All lines featuring the string "user" are to be listed.

— begin DATA IN THIS EXERCISE —

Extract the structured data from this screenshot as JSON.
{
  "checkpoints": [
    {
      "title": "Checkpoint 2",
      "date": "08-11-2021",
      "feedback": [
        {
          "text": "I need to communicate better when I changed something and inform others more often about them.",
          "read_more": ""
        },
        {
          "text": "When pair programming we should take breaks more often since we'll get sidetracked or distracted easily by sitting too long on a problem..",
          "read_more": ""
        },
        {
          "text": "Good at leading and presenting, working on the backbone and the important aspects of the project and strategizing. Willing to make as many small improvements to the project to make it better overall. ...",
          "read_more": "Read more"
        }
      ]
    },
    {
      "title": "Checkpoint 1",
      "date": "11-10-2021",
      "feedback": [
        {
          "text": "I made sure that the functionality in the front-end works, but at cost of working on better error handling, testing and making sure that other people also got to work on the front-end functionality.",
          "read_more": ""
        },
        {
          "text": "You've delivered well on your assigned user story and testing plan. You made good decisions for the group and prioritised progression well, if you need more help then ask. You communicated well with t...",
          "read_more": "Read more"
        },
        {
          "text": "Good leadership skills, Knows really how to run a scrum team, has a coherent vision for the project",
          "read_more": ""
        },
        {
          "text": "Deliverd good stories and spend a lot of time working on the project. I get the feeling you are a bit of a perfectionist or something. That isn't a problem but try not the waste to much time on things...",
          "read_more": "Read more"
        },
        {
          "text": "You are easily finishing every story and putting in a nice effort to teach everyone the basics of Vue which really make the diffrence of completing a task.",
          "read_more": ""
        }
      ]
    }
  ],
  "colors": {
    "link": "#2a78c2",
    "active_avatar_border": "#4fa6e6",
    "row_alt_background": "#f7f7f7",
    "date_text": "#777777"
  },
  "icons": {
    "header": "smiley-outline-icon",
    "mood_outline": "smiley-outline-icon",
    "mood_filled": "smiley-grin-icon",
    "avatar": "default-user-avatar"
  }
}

— end DATA IN THIS EXERCISE —

# ANSWER TO THIS PROBLEM:
          "text": "You've delivered well on your assigned user story and testing plan. You made good decisions for the group and prioritised progression well, if you need more help then ask. You communicated well with t...",
    "avatar": "default-user-avatar"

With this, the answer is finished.